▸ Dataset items
+ + + + +

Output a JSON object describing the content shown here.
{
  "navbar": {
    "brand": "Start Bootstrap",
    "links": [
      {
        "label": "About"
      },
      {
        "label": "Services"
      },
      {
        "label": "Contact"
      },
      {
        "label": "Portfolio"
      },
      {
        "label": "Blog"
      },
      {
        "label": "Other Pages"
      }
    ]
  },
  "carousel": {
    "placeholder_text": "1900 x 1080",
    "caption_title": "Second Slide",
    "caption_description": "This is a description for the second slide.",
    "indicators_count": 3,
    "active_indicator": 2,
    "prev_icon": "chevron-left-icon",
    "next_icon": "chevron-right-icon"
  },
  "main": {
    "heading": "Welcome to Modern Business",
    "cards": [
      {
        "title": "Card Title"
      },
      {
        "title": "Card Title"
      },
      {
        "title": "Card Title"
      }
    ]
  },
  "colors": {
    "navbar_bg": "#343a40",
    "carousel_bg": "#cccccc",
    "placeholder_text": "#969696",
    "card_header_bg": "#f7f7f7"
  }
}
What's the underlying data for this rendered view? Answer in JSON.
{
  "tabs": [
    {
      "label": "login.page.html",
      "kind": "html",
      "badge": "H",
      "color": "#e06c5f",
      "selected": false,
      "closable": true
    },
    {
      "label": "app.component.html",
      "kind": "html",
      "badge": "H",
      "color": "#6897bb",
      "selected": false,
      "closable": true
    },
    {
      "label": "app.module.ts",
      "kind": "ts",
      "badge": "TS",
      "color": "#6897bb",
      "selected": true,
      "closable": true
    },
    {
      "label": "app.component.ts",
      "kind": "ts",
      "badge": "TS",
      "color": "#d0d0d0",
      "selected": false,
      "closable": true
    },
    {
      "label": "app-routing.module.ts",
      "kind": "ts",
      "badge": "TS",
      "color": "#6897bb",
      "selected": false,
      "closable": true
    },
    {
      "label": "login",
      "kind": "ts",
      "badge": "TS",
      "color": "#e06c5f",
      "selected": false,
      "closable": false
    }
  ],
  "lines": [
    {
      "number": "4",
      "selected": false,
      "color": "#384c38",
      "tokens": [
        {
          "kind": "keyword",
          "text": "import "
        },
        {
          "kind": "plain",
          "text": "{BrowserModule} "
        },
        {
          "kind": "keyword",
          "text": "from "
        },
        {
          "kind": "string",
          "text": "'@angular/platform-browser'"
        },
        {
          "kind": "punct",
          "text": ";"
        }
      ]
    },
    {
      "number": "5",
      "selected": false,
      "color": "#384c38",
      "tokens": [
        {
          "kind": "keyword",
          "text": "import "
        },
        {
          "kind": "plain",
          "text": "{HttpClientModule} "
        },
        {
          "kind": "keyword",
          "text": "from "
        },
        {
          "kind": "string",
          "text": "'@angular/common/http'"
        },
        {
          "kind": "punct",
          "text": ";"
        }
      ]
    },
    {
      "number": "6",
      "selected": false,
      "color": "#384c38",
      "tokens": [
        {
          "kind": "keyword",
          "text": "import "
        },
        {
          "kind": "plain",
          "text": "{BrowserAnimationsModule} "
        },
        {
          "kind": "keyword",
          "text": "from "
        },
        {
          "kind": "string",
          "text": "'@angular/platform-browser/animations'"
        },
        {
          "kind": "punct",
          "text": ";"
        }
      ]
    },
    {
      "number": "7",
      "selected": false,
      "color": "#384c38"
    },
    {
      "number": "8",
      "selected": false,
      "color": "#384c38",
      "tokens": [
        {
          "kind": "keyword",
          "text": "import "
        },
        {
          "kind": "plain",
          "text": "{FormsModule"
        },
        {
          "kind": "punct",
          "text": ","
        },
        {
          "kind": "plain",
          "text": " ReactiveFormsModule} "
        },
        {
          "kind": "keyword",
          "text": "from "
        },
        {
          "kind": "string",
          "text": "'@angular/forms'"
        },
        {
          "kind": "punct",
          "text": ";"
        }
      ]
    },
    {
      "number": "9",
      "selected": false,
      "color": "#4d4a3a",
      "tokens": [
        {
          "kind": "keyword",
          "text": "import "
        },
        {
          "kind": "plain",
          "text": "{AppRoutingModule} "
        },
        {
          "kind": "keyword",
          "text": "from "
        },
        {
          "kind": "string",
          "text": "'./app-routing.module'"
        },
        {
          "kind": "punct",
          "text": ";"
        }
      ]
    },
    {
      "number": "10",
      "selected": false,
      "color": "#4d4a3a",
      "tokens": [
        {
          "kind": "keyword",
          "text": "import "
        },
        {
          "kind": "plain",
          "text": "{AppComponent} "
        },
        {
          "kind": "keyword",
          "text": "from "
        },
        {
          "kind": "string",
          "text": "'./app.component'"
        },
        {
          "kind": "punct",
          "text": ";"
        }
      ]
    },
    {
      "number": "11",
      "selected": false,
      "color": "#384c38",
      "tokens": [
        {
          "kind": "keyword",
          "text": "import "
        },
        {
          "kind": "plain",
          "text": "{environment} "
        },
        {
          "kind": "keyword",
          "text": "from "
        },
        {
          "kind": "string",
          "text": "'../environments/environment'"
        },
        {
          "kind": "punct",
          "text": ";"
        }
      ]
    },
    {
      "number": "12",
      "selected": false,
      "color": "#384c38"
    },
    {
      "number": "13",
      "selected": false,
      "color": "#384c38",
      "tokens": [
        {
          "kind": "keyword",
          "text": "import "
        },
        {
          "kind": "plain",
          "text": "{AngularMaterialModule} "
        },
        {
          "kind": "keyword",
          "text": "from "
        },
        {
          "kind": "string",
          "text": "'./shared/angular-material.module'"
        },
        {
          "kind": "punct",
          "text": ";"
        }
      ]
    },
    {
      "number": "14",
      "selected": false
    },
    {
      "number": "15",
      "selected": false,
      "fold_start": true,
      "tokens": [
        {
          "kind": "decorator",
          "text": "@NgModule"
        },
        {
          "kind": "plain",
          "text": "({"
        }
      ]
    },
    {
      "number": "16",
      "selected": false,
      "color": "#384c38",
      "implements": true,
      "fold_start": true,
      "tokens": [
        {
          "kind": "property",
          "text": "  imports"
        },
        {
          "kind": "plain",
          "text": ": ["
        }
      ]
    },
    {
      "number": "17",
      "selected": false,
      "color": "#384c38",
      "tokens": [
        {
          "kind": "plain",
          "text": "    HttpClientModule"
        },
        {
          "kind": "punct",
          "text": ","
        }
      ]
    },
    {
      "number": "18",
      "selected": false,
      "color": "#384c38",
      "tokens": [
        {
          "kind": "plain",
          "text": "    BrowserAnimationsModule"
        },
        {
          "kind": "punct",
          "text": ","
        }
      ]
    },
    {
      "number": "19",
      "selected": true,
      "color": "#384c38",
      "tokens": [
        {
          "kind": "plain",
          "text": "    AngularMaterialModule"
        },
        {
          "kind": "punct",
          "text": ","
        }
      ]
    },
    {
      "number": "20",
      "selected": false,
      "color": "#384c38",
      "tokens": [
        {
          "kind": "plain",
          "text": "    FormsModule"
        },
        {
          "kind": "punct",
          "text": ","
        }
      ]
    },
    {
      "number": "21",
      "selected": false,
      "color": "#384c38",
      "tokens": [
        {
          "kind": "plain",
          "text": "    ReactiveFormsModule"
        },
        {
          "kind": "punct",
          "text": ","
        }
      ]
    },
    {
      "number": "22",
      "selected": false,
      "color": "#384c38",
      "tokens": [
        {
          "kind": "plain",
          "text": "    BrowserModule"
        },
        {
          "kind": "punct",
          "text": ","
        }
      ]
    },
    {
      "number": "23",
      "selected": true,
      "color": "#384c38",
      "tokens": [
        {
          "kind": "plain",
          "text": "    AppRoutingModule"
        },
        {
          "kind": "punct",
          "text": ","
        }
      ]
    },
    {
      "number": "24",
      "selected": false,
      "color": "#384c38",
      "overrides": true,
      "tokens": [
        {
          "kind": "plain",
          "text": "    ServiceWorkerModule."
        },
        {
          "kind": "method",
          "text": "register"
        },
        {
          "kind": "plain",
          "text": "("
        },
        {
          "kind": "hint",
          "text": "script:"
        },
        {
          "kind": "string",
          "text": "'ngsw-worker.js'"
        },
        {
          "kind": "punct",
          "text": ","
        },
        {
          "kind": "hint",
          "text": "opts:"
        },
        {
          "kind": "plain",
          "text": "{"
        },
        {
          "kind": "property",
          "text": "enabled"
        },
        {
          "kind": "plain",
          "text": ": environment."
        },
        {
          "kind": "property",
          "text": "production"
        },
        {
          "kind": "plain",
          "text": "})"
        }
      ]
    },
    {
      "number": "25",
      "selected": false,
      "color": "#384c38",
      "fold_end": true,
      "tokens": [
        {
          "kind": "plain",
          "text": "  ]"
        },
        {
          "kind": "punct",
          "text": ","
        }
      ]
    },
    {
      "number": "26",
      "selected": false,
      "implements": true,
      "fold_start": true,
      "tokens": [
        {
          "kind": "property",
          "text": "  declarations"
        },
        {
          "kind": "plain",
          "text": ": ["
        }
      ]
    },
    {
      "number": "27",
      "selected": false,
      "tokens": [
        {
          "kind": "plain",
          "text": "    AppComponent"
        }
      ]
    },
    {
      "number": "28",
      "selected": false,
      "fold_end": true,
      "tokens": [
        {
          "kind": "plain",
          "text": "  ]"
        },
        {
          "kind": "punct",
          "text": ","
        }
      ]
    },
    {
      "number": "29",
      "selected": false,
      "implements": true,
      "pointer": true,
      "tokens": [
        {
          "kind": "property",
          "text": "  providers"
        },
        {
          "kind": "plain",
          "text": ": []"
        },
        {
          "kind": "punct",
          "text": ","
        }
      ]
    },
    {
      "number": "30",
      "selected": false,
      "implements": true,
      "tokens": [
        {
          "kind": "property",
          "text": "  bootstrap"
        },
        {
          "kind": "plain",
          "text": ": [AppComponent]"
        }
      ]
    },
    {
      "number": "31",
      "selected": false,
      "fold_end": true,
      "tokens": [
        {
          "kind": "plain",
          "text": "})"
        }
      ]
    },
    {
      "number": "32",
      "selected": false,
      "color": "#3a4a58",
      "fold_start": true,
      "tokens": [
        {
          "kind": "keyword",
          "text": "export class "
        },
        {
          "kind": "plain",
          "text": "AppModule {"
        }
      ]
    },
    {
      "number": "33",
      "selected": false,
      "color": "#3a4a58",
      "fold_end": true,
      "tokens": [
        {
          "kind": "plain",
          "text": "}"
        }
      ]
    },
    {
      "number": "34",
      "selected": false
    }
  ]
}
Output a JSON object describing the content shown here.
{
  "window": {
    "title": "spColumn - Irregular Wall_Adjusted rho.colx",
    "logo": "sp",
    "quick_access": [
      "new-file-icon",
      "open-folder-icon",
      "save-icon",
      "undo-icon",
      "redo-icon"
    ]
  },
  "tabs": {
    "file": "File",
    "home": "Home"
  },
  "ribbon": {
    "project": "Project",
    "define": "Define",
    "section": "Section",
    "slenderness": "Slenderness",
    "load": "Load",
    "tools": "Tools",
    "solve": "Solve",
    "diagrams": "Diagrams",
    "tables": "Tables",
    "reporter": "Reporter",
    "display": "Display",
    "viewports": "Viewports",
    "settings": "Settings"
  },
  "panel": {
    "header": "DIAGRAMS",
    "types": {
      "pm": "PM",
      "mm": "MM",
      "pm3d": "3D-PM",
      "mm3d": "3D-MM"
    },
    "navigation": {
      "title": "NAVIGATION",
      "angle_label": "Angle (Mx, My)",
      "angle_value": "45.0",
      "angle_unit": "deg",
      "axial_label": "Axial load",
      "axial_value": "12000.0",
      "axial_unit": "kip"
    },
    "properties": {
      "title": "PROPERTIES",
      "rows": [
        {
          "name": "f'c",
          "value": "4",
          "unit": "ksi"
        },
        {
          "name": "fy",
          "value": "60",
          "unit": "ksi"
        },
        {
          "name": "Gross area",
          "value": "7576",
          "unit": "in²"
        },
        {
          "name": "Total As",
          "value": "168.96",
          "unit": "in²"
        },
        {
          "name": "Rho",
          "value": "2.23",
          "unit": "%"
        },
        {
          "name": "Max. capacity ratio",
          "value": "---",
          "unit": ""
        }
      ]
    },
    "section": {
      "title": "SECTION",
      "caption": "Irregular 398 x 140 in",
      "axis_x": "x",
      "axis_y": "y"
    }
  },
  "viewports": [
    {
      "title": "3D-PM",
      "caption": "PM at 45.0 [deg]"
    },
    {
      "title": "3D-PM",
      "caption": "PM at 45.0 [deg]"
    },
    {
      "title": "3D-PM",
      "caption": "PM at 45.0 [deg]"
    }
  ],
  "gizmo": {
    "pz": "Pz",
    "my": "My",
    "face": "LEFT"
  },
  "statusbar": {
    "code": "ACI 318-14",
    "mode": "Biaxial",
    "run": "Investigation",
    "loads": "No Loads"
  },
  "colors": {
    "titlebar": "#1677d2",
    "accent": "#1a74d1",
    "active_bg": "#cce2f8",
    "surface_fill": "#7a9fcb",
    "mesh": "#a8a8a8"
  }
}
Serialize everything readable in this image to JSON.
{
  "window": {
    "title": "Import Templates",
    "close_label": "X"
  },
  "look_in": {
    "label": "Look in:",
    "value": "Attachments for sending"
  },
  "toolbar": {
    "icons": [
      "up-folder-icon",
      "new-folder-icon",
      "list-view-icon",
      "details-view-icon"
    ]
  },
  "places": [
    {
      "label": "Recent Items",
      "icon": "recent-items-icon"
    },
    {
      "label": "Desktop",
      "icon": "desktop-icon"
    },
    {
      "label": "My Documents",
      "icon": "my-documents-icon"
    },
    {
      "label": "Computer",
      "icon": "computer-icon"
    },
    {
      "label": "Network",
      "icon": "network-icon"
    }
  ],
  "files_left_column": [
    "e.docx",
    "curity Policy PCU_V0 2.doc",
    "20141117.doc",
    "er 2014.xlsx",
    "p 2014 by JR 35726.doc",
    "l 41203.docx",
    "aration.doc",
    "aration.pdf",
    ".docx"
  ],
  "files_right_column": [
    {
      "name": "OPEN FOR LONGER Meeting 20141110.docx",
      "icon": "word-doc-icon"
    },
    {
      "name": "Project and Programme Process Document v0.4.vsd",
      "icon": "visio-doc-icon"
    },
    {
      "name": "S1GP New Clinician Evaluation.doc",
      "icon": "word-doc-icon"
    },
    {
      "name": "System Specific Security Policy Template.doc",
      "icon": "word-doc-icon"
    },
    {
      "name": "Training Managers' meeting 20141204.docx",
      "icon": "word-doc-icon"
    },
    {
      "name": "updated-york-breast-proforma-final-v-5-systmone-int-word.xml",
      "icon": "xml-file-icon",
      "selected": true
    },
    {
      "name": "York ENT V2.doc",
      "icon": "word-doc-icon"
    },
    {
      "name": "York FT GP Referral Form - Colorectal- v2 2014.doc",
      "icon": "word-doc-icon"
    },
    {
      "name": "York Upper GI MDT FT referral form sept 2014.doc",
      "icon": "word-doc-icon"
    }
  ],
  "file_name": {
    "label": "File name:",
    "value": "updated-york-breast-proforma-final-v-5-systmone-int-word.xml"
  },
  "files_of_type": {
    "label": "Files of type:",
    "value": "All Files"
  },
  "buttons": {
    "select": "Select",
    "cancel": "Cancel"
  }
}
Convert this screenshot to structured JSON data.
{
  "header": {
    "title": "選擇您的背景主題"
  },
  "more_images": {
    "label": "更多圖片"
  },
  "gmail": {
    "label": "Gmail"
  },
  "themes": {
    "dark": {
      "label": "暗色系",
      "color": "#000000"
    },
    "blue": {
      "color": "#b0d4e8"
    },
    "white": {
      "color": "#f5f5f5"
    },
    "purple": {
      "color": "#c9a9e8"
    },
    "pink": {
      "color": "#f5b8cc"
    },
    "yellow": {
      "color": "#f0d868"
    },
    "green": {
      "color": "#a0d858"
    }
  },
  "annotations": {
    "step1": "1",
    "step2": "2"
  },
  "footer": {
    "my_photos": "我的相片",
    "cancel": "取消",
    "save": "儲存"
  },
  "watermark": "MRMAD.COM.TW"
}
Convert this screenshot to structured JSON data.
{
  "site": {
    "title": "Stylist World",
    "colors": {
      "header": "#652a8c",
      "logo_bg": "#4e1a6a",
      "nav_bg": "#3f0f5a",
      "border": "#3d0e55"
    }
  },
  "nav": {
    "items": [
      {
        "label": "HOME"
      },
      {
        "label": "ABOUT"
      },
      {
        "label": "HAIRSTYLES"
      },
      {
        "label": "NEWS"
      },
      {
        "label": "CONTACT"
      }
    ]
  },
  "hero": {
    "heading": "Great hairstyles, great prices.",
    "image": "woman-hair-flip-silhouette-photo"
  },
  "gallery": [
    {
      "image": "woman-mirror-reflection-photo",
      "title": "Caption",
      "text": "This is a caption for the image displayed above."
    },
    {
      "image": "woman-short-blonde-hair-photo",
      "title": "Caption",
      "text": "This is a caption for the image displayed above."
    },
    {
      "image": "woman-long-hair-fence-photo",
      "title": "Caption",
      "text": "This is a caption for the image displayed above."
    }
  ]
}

+ + + + +

▸ EXERCISE AIM
Copy out every line in the listing where the word "html" appears.

▸ FINAL RESULT
      "label": "login.page.html",
      "kind": "html",
      "label": "app.component.html",
      "kind": "html",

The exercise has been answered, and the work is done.